_EXERCISE DESCRIPTION_. From the listing below, copy every line with the word "checkered".

_STORED ROWS_.
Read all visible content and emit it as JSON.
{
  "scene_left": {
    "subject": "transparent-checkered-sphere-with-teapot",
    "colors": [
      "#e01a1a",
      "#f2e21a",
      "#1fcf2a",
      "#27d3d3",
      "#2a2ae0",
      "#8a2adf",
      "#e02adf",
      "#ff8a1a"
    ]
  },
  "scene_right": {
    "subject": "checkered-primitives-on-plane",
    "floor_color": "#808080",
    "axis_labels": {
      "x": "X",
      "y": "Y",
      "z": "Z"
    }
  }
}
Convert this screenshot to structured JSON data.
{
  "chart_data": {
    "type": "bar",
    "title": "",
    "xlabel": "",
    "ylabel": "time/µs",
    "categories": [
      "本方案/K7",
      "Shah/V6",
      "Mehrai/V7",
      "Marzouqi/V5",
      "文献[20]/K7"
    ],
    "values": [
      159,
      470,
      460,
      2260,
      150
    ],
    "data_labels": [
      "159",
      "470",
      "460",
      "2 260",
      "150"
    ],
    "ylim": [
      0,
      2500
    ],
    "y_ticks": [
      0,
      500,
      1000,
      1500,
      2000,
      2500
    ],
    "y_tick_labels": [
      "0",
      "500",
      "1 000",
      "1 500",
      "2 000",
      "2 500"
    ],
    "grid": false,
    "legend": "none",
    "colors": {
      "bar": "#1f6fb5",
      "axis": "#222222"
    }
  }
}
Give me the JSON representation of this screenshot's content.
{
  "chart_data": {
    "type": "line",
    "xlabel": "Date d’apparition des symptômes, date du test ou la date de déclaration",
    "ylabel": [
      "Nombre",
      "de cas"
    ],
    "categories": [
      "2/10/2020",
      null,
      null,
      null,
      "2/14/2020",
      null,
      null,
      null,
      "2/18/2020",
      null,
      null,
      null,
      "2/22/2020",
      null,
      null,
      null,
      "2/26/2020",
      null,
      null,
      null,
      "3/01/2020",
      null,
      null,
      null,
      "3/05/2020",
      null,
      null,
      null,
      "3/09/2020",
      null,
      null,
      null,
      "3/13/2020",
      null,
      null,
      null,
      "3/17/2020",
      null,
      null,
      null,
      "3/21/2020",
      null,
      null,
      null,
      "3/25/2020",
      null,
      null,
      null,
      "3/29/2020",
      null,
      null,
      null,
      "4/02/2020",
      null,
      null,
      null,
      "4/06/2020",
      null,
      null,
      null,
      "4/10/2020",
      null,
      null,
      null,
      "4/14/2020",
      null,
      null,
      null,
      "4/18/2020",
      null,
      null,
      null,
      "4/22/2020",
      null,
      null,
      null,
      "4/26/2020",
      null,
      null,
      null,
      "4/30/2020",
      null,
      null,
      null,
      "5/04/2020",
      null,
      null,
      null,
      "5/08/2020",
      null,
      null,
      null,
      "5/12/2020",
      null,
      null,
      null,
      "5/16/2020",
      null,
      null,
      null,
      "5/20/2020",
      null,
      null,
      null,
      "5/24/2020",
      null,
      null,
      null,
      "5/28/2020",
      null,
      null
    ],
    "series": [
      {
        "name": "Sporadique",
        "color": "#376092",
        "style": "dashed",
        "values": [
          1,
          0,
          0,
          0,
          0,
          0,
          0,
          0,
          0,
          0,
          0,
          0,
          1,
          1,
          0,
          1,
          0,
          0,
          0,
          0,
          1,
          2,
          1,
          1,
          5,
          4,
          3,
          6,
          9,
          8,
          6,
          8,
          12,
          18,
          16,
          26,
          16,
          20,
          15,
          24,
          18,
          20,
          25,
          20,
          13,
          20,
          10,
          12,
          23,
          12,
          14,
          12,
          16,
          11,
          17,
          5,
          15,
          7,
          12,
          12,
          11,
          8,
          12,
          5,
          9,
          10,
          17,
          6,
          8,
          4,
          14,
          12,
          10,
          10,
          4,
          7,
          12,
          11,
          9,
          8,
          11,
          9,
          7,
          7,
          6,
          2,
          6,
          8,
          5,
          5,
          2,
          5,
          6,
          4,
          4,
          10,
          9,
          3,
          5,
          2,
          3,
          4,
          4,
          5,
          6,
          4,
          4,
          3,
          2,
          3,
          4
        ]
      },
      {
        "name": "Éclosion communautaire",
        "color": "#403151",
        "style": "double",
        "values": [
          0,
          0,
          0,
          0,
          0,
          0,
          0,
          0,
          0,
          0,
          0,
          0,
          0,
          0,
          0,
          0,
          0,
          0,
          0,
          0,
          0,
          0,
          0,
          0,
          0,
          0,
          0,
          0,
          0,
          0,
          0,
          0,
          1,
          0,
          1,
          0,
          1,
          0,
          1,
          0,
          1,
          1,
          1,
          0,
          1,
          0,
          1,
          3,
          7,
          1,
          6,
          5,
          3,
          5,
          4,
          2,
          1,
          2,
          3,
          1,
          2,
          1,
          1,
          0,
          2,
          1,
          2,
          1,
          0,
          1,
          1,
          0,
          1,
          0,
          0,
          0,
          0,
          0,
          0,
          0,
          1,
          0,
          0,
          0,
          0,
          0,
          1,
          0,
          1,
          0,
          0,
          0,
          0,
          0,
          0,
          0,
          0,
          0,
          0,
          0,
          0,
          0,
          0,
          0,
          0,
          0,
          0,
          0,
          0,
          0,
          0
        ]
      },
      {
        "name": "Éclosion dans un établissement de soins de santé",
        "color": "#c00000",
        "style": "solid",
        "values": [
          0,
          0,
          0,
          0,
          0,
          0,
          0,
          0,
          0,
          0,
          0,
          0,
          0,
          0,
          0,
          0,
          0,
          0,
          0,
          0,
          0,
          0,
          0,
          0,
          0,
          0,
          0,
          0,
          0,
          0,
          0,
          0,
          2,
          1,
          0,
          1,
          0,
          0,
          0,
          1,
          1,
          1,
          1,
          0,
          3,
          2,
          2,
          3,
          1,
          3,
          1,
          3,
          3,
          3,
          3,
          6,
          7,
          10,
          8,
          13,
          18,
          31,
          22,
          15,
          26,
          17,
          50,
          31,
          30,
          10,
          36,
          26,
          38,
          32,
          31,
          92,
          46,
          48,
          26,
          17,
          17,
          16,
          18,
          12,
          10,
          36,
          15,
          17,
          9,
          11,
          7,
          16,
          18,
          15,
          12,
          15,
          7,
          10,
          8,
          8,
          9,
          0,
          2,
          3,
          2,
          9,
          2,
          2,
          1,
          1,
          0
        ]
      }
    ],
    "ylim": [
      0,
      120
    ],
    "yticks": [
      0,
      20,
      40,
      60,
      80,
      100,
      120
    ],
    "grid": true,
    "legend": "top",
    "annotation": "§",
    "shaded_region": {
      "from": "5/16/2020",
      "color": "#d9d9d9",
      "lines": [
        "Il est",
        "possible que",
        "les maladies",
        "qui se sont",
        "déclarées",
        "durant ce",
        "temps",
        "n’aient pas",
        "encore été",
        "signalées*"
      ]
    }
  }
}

_FINISHED EXERCISE_.
    "subject": "transparent-checkered-sphere-with-teapot",
    "subject": "checkered-primitives-on-plane",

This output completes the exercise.